[START OF Material]
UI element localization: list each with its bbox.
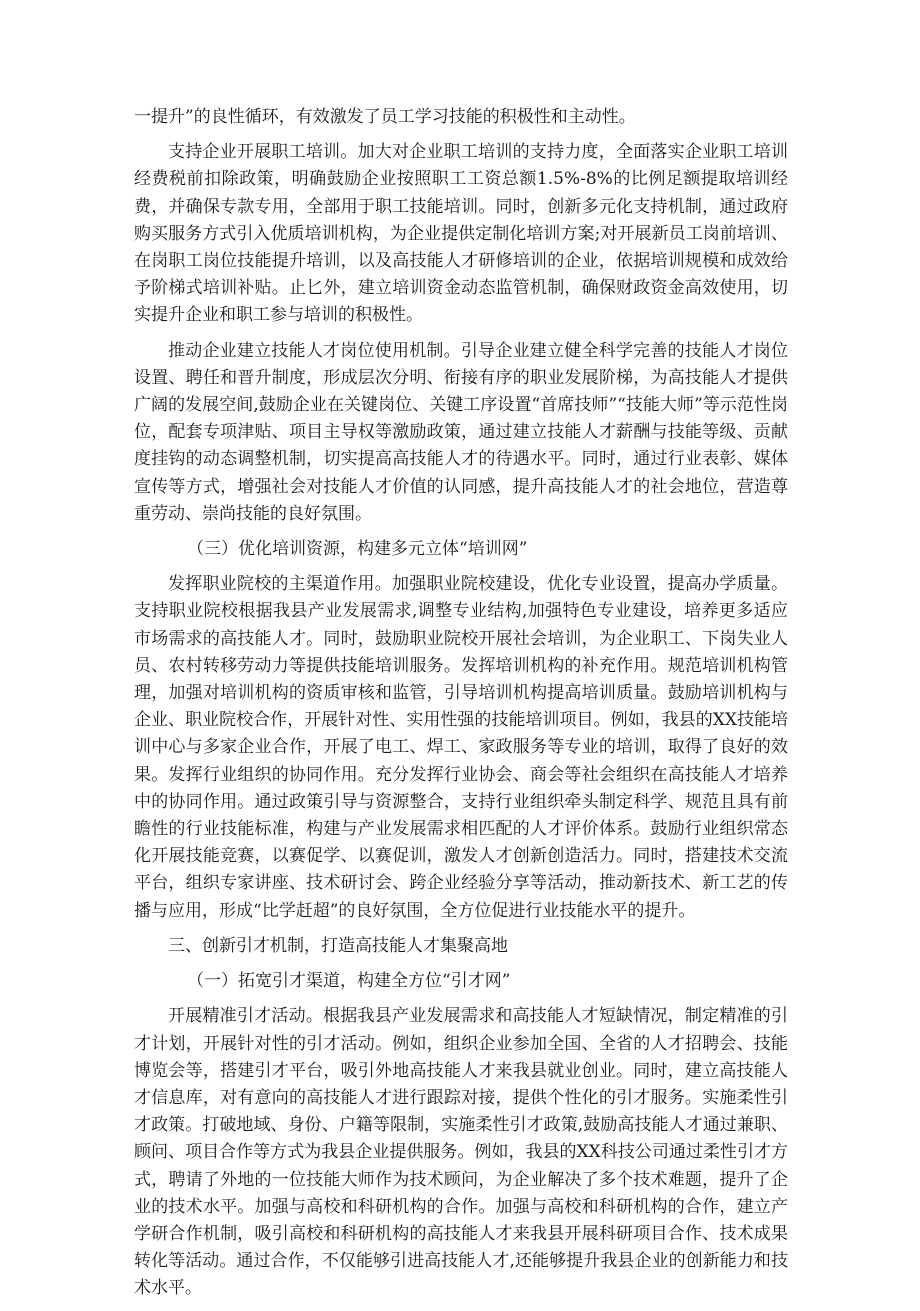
heading-expand-channels: （一）拓宽引才渠道，构建全方位“引才网” <box>187 971 511 992</box>
paragraph-continuation: 一提升”的良性循环，有效激发了员工学习技能的积极性和主动性。 <box>134 107 636 127</box>
paragraph-precise-recruitment: 开展精准引才活动。根据我县产业发展需求和高技能人才短缺情况，制定精准的引才计划，开展针对性的引才活动。例如，组织企业参加全国、全省的人才招聘会、技能博览会等，搭建引才平台，吸引外地高技能人才来我县就业创业。同时，建立高技能人才信息库，对有意向的高技能人才进行跟踪对接，提供个性化的引才服务。实施柔性引才政策。打破地域、身份、户籍等限制，实施柔性引才政策,鼓励高技能人才通过兼职、顾问、项目合作等方式为我县企业提供服务。例如，我县的XX科技公司通过柔性引才方式，聘请了外地的一位技能大师作为技术顾问，为企业解决了多个技术难题，提升了企业的技术水平。加强与高校和科研机构的合作。加强与高校和科研机构的合作，建立产学研合作机制，吸引高校和科研机构的高技能人才来我县开展科研项目合作、技术成果转化等活动。通过合作，不仅能够引进高技能人才,还能够提升我县企业的创新能力和技术水平。 <box>134 1006 788 1299</box>
heading-section-three: 三、创新引才机制，打造高技能人才集聚高地 <box>168 935 508 956</box>
document-page <box>134 104 788 1311</box>
heading-optimize-training: （三）优化培训资源，构建多元立体“培训网” <box>187 539 528 560</box>
paragraph-vocational-schools: 发挥职业院校的主渠道作用。加强职业院校建设，优化专业设置，提高办学质量。支持职业院校根据我县产业发展需求,调整专业结构,加强特色专业建设，培养更多适应市场需求的高技能人才。同时，鼓励职业院校开展社会培训，为企业职工、下岗失业人员、农村转移劳动力等提供技能培训服务。发挥培训机构的补充作用。规范培训机构管理，加强对培训机构的资质审核和监管，引导培训机构提高培训质量。鼓励培训机构与企业、职业院校合作，开展针对性、实用性强的技能培训项目。例如，我县的XX技能培训中心与多家企业合作，开展了电工、焊工、家政服务等专业的培训，取得了良好的效果。发挥行业组织的协同作用。充分发挥行业协会、商会等社会组织在高技能人才培养中的协同作用。通过政策引导与资源整合，支持行业组织牵头制定科学、规范且具有前瞻性的行业技能标准，构建与产业发展需求相匹配的人才评价体系。鼓励行业组织常态化开展技能竞赛，以赛促学、以赛促训，激发人才创新创造活力。同时，搭建技术交流平台，组织专家讲座、技术研讨会、跨企业经验分享等活动，推动新技术、新工艺的传播与应用，形成“比学赶超”的良好氛围，全方位促进行业技能水平的提升。 <box>134 574 788 921</box>
paragraph-training-support: 支持企业开展职工培训。加大对企业职工培训的支持力度，全面落实企业职工培训经费税前扣除政策，明确鼓励企业按照职工工资总额1.5%-8%的比例足额提取培训经费，并确保专款专用，全部用于职工技能培训。同时，创新多元化支持机制，通过政府购买服务方式引入优质培训机构，为企业提供定制化培训方案;对开展新员工岗前培训、在岗职工岗位技能提升培训，以及高技能人才研修培训的企业，依据培训规模和成效给予阶梯式培训补贴。止匕外，建立培训资金动态监管机制，确保财政资金高效使用，切实提升企业和职工参与培训的积极性。 <box>134 142 788 326</box>
paragraph-post-mechanism: 推动企业建立技能人才岗位使用机制。引导企业建立健全科学完善的技能人才岗位设置、聘任和晋升制度，形成层次分明、衔接有序的职业发展阶梯，为高技能人才提供广阔的发展空间,鼓励企业在关键岗位、关键工序设置“首席技师”“技能大师”等示范性岗位，配套专项津贴、项目主导权等激励政策，通过建立技能人才薪酬与技能等级、贡献度挂钩的动态调整机制，切实提高高技能人才的待遇水平。同时，通过行业表彰、媒体宣传等方式，增强社会对技能人才价值的认同感，提升高技能人才的社会地位，营造尊重劳动、崇尚技能的良好氛围。 <box>134 340 788 524</box>
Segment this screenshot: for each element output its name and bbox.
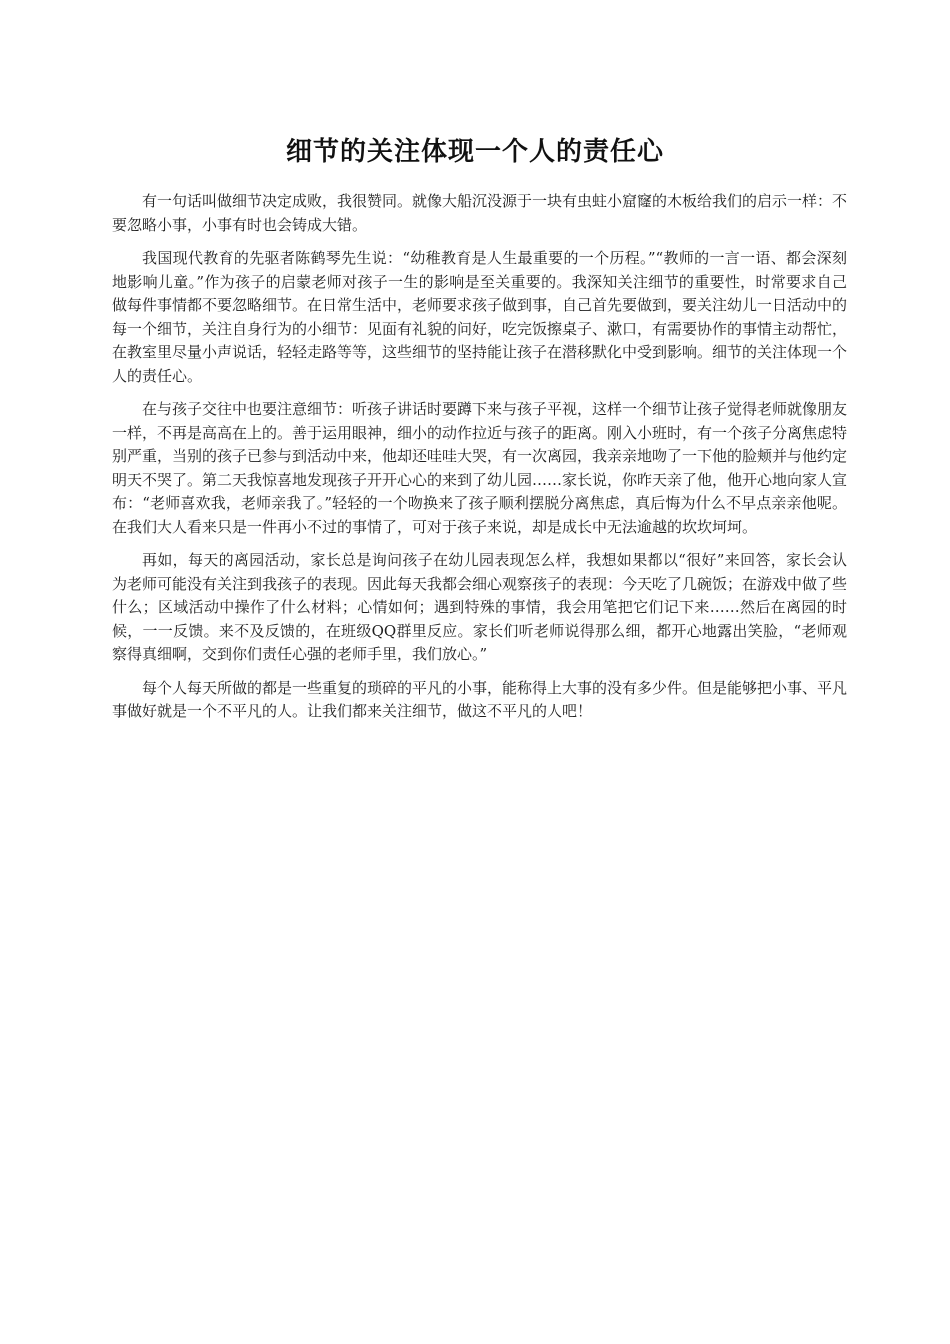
[END OF Material]
Quote every row above verbatim, leaving out the pictures.

Task result:
UI element localization: list each with its bbox.
heading-expand-channels: （一）拓宽引才渠道，构建全方位“引才网” <box>187 971 511 992</box>
paragraph-continuation: 一提升”的良性循环，有效激发了员工学习技能的积极性和主动性。 <box>134 107 636 127</box>
paragraph-precise-recruitment: 开展精准引才活动。根据我县产业发展需求和高技能人才短缺情况，制定精准的引才计划，开展针对性的引才活动。例如，组织企业参加全国、全省的人才招聘会、技能博览会等，搭建引才平台，吸引外地高技能人才来我县就业创业。同时，建立高技能人才信息库，对有意向的高技能人才进行跟踪对接，提供个性化的引才服务。实施柔性引才政策。打破地域、身份、户籍等限制，实施柔性引才政策,鼓励高技能人才通过兼职、顾问、项目合作等方式为我县企业提供服务。例如，我县的XX科技公司通过柔性引才方式，聘请了外地的一位技能大师作为技术顾问，为企业解决了多个技术难题，提升了企业的技术水平。加强与高校和科研机构的合作。加强与高校和科研机构的合作，建立产学研合作机制，吸引高校和科研机构的高技能人才来我县开展科研项目合作、技术成果转化等活动。通过合作，不仅能够引进高技能人才,还能够提升我县企业的创新能力和技术水平。 <box>134 1006 788 1299</box>
heading-section-three: 三、创新引才机制，打造高技能人才集聚高地 <box>168 935 508 956</box>
document-page <box>134 104 788 1311</box>
heading-optimize-training: （三）优化培训资源，构建多元立体“培训网” <box>187 539 528 560</box>
paragraph-vocational-schools: 发挥职业院校的主渠道作用。加强职业院校建设，优化专业设置，提高办学质量。支持职业院校根据我县产业发展需求,调整专业结构,加强特色专业建设，培养更多适应市场需求的高技能人才。同时，鼓励职业院校开展社会培训，为企业职工、下岗失业人员、农村转移劳动力等提供技能培训服务。发挥培训机构的补充作用。规范培训机构管理，加强对培训机构的资质审核和监管，引导培训机构提高培训质量。鼓励培训机构与企业、职业院校合作，开展针对性、实用性强的技能培训项目。例如，我县的XX技能培训中心与多家企业合作，开展了电工、焊工、家政服务等专业的培训，取得了良好的效果。发挥行业组织的协同作用。充分发挥行业协会、商会等社会组织在高技能人才培养中的协同作用。通过政策引导与资源整合，支持行业组织牵头制定科学、规范且具有前瞻性的行业技能标准，构建与产业发展需求相匹配的人才评价体系。鼓励行业组织常态化开展技能竞赛，以赛促学、以赛促训，激发人才创新创造活力。同时，搭建技术交流平台，组织专家讲座、技术研讨会、跨企业经验分享等活动，推动新技术、新工艺的传播与应用，形成“比学赶超”的良好氛围，全方位促进行业技能水平的提升。 <box>134 574 788 921</box>
paragraph-training-support: 支持企业开展职工培训。加大对企业职工培训的支持力度，全面落实企业职工培训经费税前扣除政策，明确鼓励企业按照职工工资总额1.5%-8%的比例足额提取培训经费，并确保专款专用，全部用于职工技能培训。同时，创新多元化支持机制，通过政府购买服务方式引入优质培训机构，为企业提供定制化培训方案;对开展新员工岗前培训、在岗职工岗位技能提升培训，以及高技能人才研修培训的企业，依据培训规模和成效给予阶梯式培训补贴。止匕外，建立培训资金动态监管机制，确保财政资金高效使用，切实提升企业和职工参与培训的积极性。 <box>134 142 788 326</box>
paragraph-post-mechanism: 推动企业建立技能人才岗位使用机制。引导企业建立健全科学完善的技能人才岗位设置、聘任和晋升制度，形成层次分明、衔接有序的职业发展阶梯，为高技能人才提供广阔的发展空间,鼓励企业在关键岗位、关键工序设置“首席技师”“技能大师”等示范性岗位，配套专项津贴、项目主导权等激励政策，通过建立技能人才薪酬与技能等级、贡献度挂钩的动态调整机制，切实提高高技能人才的待遇水平。同时，通过行业表彰、媒体宣传等方式，增强社会对技能人才价值的认同感，提升高技能人才的社会地位，营造尊重劳动、崇尚技能的良好氛围。 <box>134 340 788 524</box>
Segment this screenshot: for each element output its name and bbox.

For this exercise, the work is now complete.